Work to complete: Repeat each line of the material below exactly as it appears, minus any pictures.

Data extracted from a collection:
◇ ◇ ◇ ◇ ◇ ◇ ◇

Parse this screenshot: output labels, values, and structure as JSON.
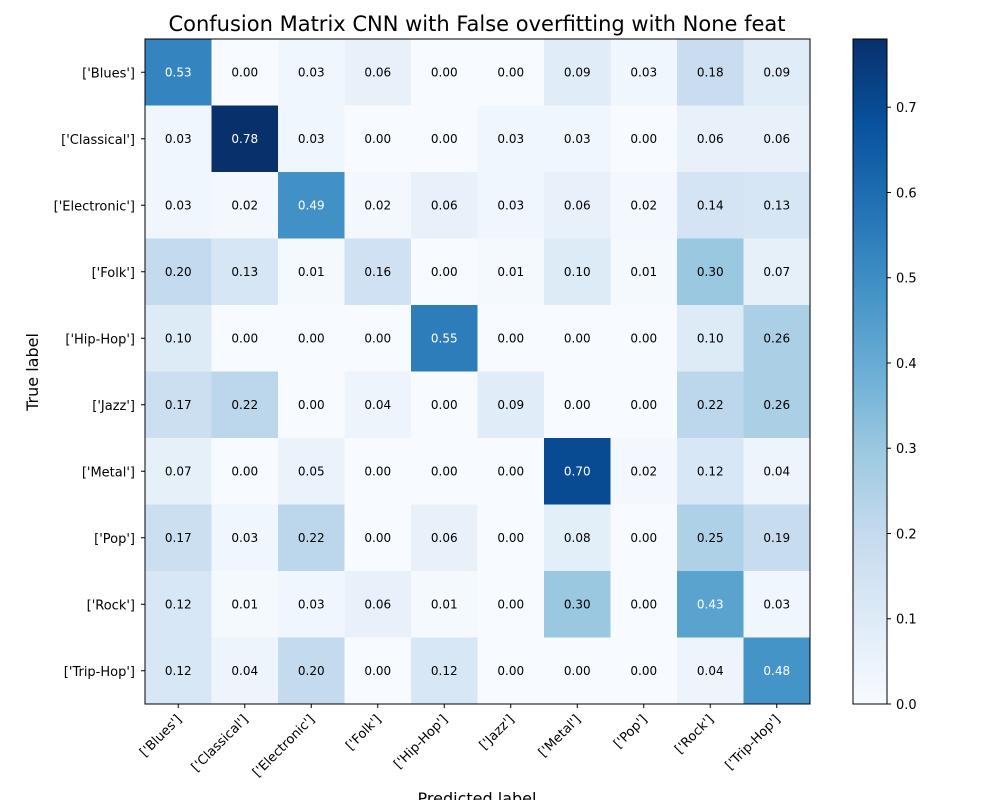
{
  "chart_data": {
    "type": "heatmap",
    "title": "Confusion Matrix CNN with False overfitting with None feat",
    "xlabel": "Predicted label",
    "ylabel": "True label",
    "x_labels": [
      "['Blues']",
      "['Classical']",
      "['Electronic']",
      "['Folk']",
      "['Hip-Hop']",
      "['Jazz']",
      "['Metal']",
      "['Pop']",
      "['Rock']",
      "['Trip-Hop']"
    ],
    "y_labels": [
      "['Blues']",
      "['Classical']",
      "['Electronic']",
      "['Folk']",
      "['Hip-Hop']",
      "['Jazz']",
      "['Metal']",
      "['Pop']",
      "['Rock']",
      "['Trip-Hop']"
    ],
    "values": [
      [
        0.53,
        0.0,
        0.03,
        0.06,
        0.0,
        0.0,
        0.09,
        0.03,
        0.18,
        0.09
      ],
      [
        0.03,
        0.78,
        0.03,
        0.0,
        0.0,
        0.03,
        0.03,
        0.0,
        0.06,
        0.06
      ],
      [
        0.03,
        0.02,
        0.49,
        0.02,
        0.06,
        0.03,
        0.06,
        0.02,
        0.14,
        0.13
      ],
      [
        0.2,
        0.13,
        0.01,
        0.16,
        0.0,
        0.01,
        0.1,
        0.01,
        0.3,
        0.07
      ],
      [
        0.1,
        0.0,
        0.0,
        0.0,
        0.55,
        0.0,
        0.0,
        0.0,
        0.1,
        0.26
      ],
      [
        0.17,
        0.22,
        0.0,
        0.04,
        0.0,
        0.09,
        0.0,
        0.0,
        0.22,
        0.26
      ],
      [
        0.07,
        0.0,
        0.05,
        0.0,
        0.0,
        0.0,
        0.7,
        0.02,
        0.12,
        0.04
      ],
      [
        0.17,
        0.03,
        0.22,
        0.0,
        0.06,
        0.0,
        0.08,
        0.0,
        0.25,
        0.19
      ],
      [
        0.12,
        0.01,
        0.03,
        0.06,
        0.01,
        0.0,
        0.3,
        0.0,
        0.43,
        0.03
      ],
      [
        0.12,
        0.04,
        0.2,
        0.0,
        0.12,
        0.0,
        0.0,
        0.0,
        0.04,
        0.48
      ]
    ],
    "colorbar": {
      "min": 0.0,
      "max": 0.78,
      "ticks": [
        "0.0",
        "0.1",
        "0.2",
        "0.3",
        "0.4",
        "0.5",
        "0.6",
        "0.7"
      ]
    },
    "colormap": "Blues",
    "colormap_stops": [
      "#f7fbff",
      "#deebf7",
      "#c6dbef",
      "#9ecae1",
      "#6baed6",
      "#4292c6",
      "#2171b5",
      "#08519c",
      "#08306b"
    ],
    "text_dark": "#000000",
    "text_light": "#ffffff",
    "grid": false
  }
}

◇ ◇ ◇ ◇ ◇ ◇ ◇

Exercise response:
Parse this screenshot: output labels, values, and structure as JSON.
{
  "chart_data": {
    "type": "heatmap",
    "title": "Confusion Matrix CNN with False overfitting with None feat",
    "xlabel": "Predicted label",
    "ylabel": "True label",
    "x_labels": [
      "['Blues']",
      "['Classical']",
      "['Electronic']",
      "['Folk']",
      "['Hip-Hop']",
      "['Jazz']",
      "['Metal']",
      "['Pop']",
      "['Rock']",
      "['Trip-Hop']"
    ],
    "y_labels": [
      "['Blues']",
      "['Classical']",
      "['Electronic']",
      "['Folk']",
      "['Hip-Hop']",
      "['Jazz']",
      "['Metal']",
      "['Pop']",
      "['Rock']",
      "['Trip-Hop']"
    ],
    "values": [
      [
        0.53,
        0.0,
        0.03,
        0.06,
        0.0,
        0.0,
        0.09,
        0.03,
        0.18,
        0.09
      ],
      [
        0.03,
        0.78,
        0.03,
        0.0,
        0.0,
        0.03,
        0.03,
        0.0,
        0.06,
        0.06
      ],
      [
        0.03,
        0.02,
        0.49,
        0.02,
        0.06,
        0.03,
        0.06,
        0.02,
        0.14,
        0.13
      ],
      [
        0.2,
        0.13,
        0.01,
        0.16,
        0.0,
        0.01,
        0.1,
        0.01,
        0.3,
        0.07
      ],
      [
        0.1,
        0.0,
        0.0,
        0.0,
        0.55,
        0.0,
        0.0,
        0.0,
        0.1,
        0.26
      ],
      [
        0.17,
        0.22,
        0.0,
        0.04,
        0.0,
        0.09,
        0.0,
        0.0,
        0.22,
        0.26
      ],
      [
        0.07,
        0.0,
        0.05,
        0.0,
        0.0,
        0.0,
        0.7,
        0.02,
        0.12,
        0.04
      ],
      [
        0.17,
        0.03,
        0.22,
        0.0,
        0.06,
        0.0,
        0.08,
        0.0,
        0.25,
        0.19
      ],
      [
        0.12,
        0.01,
        0.03,
        0.06,
        0.01,
        0.0,
        0.3,
        0.0,
        0.43,
        0.03
      ],
      [
        0.12,
        0.04,
        0.2,
        0.0,
        0.12,
        0.0,
        0.0,
        0.0,
        0.04,
        0.48
      ]
    ],
    "colorbar": {
      "min": 0.0,
      "max": 0.78,
      "ticks": [
        "0.0",
        "0.1",
        "0.2",
        "0.3",
        "0.4",
        "0.5",
        "0.6",
        "0.7"
      ]
    },
    "colormap": "Blues",
    "colormap_stops": [
      "#f7fbff",
      "#deebf7",
      "#c6dbef",
      "#9ecae1",
      "#6baed6",
      "#4292c6",
      "#2171b5",
      "#08519c",
      "#08306b"
    ],
    "text_dark": "#000000",
    "text_light": "#ffffff",
    "grid": false
  }
}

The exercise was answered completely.